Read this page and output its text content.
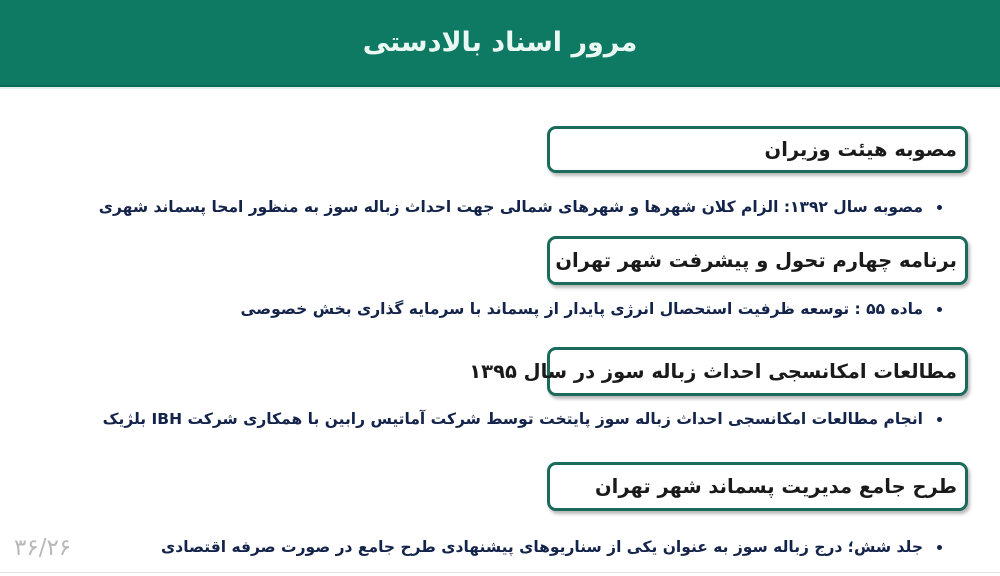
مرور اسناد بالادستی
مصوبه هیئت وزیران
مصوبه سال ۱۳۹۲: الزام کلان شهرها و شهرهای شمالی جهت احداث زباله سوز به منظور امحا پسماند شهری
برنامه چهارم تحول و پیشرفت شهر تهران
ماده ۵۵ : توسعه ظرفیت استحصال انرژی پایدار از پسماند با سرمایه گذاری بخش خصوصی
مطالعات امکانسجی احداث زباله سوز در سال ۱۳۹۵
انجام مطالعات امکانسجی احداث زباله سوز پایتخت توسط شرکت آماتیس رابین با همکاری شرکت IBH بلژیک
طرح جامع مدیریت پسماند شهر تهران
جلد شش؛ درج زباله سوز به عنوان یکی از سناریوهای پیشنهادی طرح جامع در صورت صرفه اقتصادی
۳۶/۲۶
━━━━━━━━━━━━━━━━
§ **Required work**:
From the data, collect all lines where the string "پسماند" appears.

§ **Correct answer**:
مصوبه سال ۱۳۹۲: الزام کلان شهرها و شهرهای شمالی جهت احداث زباله سوز به منظور امحا پسماند شهری
ماده ۵۵ : توسعه ظرفیت استحصال انرژی پایدار از پسماند با سرمایه گذاری بخش خصوصی
طرح جامع مدیریت پسماند شهر تهران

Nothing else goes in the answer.